* _MATERIAL FOR THE TASK_
__________
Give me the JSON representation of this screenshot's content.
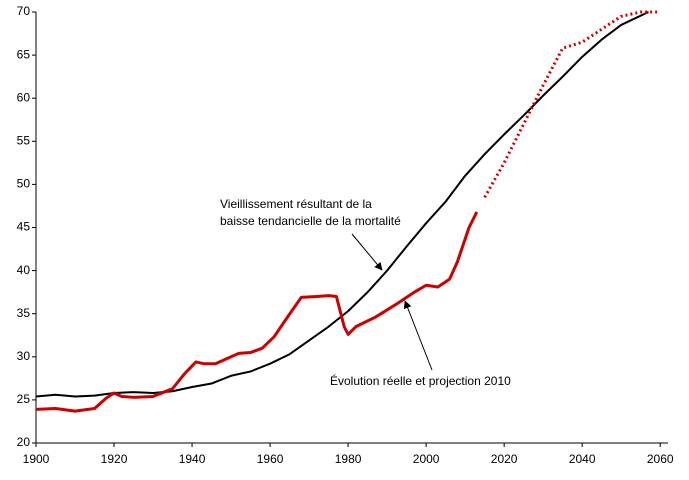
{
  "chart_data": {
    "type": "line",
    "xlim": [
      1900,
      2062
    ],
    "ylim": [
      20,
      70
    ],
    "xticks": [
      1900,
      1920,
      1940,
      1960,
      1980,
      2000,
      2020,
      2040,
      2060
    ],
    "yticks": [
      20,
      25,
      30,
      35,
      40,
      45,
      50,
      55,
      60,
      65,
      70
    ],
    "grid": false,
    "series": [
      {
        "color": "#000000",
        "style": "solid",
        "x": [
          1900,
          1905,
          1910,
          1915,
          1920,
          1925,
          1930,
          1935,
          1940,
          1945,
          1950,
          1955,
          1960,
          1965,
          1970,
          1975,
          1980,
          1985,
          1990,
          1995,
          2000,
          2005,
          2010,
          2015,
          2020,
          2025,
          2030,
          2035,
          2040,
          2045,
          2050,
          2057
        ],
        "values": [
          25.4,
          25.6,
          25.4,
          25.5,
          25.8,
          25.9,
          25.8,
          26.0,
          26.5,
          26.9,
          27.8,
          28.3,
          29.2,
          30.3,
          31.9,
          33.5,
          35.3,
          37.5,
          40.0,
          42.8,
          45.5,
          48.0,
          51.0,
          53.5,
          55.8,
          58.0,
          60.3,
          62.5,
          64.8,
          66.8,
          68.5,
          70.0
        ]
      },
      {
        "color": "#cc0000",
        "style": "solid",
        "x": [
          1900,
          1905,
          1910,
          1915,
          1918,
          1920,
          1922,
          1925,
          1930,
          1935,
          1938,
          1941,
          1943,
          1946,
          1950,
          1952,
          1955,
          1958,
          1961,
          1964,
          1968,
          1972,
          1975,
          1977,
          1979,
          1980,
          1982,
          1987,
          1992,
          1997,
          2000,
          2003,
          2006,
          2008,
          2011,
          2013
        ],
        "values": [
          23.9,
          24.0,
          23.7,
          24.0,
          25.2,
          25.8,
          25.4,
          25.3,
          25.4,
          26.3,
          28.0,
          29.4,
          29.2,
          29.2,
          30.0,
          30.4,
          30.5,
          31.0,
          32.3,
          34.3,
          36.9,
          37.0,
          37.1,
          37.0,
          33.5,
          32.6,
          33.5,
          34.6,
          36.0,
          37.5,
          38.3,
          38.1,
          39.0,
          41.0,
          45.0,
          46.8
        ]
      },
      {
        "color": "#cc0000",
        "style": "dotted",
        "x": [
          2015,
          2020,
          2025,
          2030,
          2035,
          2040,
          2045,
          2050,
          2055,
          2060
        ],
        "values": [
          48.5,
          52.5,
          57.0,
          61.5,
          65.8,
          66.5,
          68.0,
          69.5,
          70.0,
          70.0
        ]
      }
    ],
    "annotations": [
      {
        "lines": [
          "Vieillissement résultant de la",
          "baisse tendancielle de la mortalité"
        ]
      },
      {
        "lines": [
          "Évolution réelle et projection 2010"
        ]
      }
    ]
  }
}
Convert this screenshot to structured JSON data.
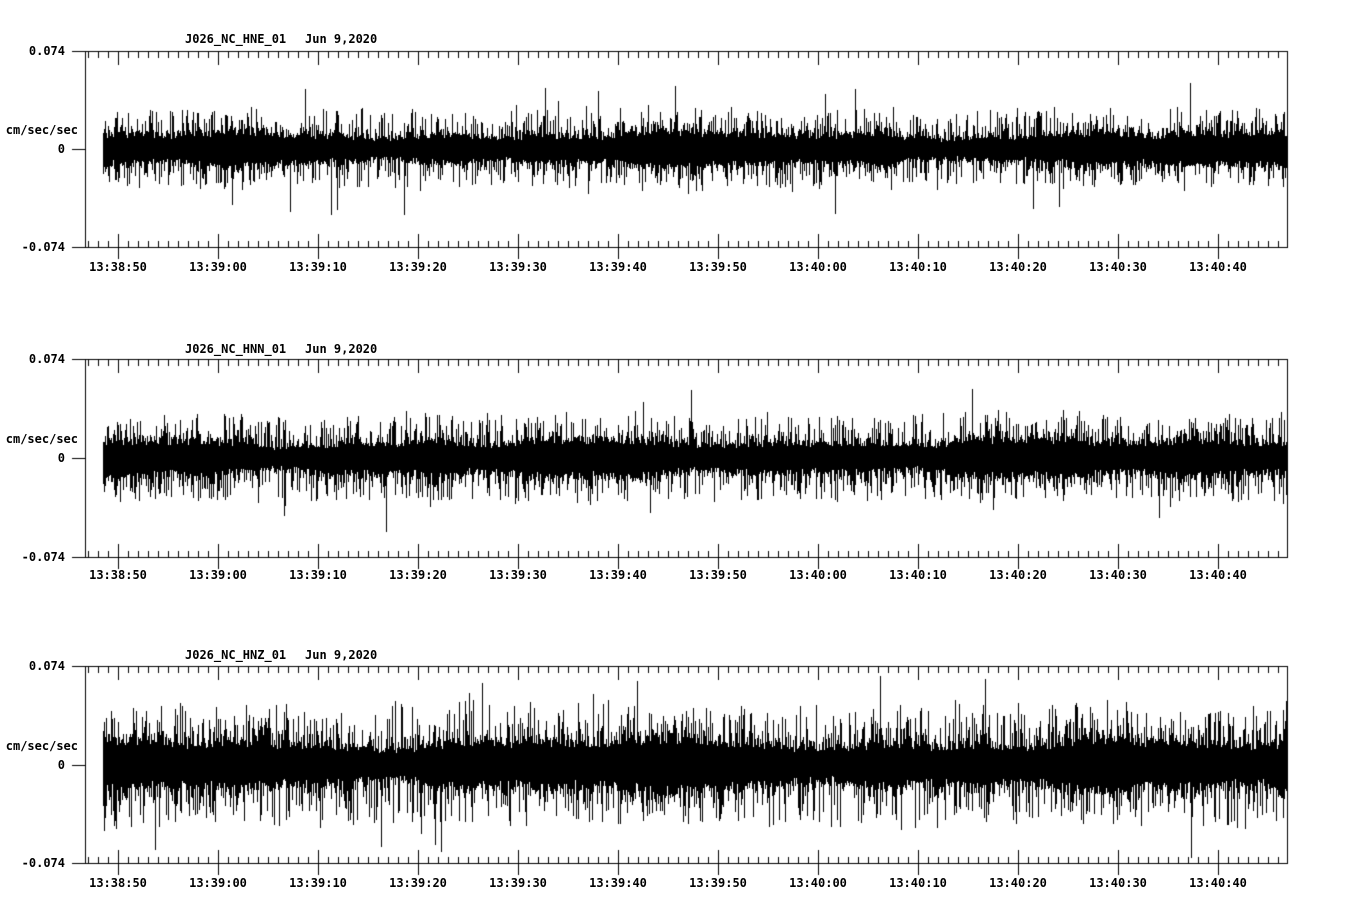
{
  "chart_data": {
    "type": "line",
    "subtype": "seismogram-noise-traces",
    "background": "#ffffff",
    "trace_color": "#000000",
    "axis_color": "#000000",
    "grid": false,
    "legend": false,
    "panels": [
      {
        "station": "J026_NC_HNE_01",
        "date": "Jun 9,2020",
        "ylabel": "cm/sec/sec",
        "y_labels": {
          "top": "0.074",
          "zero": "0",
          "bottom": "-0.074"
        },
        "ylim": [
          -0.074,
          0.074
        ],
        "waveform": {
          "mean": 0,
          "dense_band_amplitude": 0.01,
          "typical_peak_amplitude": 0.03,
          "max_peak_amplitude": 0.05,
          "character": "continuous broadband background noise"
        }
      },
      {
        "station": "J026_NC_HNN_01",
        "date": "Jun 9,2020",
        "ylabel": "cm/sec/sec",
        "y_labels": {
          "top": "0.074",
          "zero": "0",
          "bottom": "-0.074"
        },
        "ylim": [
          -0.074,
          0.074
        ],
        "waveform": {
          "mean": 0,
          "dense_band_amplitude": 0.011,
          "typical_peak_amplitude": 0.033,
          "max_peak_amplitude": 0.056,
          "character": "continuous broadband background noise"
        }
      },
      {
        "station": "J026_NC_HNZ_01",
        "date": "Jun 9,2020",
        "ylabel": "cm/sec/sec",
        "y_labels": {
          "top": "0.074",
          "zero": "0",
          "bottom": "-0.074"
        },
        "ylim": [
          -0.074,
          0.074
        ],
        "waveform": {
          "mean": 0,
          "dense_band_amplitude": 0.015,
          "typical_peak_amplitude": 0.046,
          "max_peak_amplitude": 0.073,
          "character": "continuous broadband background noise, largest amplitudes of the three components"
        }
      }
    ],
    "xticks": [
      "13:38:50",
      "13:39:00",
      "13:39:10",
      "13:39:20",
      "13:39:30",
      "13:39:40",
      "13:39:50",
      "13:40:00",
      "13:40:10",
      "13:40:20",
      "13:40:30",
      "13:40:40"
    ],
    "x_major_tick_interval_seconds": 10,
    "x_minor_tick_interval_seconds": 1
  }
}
__________
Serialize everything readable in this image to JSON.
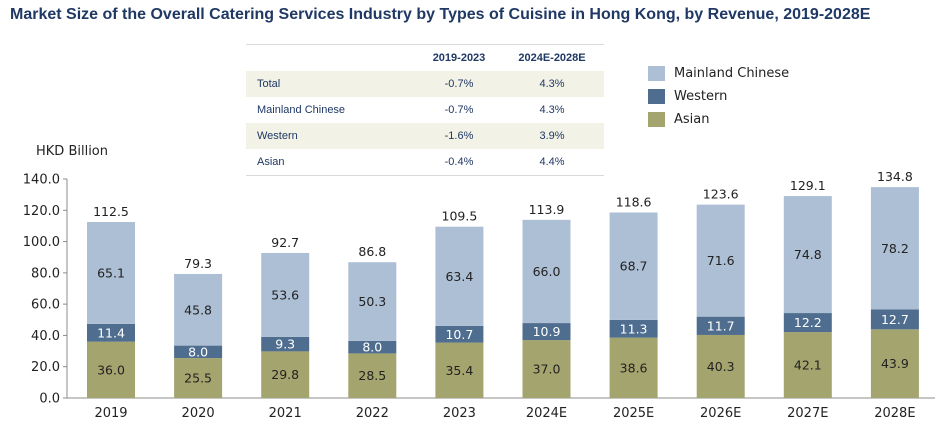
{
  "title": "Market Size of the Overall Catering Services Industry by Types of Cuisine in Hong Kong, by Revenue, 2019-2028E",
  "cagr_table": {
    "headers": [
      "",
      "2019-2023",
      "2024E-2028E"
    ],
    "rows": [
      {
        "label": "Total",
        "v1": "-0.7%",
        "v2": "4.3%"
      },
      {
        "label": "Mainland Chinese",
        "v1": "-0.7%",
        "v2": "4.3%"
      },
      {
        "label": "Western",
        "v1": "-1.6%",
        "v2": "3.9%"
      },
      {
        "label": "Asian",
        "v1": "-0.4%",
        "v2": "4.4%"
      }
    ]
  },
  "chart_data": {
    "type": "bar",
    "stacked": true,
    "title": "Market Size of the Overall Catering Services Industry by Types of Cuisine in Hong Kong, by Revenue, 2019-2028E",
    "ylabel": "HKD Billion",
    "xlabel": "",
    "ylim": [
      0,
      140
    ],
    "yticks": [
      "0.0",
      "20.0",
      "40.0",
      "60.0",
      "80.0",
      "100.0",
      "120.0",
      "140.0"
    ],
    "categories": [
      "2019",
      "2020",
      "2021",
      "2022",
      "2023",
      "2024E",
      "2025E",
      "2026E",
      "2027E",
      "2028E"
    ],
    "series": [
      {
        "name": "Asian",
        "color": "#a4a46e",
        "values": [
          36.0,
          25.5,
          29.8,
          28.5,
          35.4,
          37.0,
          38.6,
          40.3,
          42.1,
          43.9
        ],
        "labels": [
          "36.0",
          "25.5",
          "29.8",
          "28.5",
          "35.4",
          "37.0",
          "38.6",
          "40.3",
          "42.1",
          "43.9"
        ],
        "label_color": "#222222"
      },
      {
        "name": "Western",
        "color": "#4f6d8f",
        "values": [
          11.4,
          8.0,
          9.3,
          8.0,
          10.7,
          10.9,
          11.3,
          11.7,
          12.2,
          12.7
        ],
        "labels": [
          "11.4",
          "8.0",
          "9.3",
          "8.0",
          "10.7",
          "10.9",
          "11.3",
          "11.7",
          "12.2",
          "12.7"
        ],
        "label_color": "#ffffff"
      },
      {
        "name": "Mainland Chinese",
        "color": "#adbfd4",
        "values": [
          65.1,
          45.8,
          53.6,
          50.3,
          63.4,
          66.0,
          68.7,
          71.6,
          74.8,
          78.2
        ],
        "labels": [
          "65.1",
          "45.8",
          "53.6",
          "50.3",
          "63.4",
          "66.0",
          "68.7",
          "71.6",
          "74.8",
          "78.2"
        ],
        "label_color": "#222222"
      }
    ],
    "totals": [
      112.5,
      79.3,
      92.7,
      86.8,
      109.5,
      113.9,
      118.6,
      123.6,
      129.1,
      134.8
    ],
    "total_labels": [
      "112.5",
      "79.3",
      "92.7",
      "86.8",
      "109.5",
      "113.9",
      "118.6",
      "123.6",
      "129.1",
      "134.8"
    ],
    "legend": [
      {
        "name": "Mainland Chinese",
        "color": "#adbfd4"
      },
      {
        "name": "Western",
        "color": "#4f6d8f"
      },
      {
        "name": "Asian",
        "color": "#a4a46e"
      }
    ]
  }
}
__________
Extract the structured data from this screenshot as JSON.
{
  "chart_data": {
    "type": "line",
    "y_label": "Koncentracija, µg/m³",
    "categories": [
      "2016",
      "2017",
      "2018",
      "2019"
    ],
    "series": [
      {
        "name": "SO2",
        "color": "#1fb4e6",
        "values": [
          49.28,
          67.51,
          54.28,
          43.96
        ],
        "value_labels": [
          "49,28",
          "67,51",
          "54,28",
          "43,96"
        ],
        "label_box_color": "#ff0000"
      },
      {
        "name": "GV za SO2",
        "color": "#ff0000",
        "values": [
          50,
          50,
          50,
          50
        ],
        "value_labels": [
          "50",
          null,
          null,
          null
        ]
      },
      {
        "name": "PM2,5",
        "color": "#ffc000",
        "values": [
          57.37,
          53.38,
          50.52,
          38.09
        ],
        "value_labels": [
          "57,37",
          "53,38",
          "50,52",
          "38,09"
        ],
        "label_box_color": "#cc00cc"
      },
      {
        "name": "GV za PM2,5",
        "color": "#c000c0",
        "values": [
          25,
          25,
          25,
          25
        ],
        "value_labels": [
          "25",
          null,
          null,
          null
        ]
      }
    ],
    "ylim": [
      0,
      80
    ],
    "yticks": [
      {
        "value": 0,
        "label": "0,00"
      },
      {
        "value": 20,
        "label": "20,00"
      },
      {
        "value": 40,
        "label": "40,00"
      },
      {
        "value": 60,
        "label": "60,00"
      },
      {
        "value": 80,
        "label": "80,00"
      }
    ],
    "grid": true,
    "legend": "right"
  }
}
__________
* _WHAT THE TASK ASKS_
Return a copy of every line that includes the word "Revenue".

* _RESULT FOR THIS EXERCISE_
  "title": "Market Size of the Overall Catering Services Industry by Types of Cuisine in Hong Kong, by Revenue, 2019-2028E",
    "title": "Market Size of the Overall Catering Services Industry by Types of Cuisine in Hong Kong, by Revenue, 2019-2028E",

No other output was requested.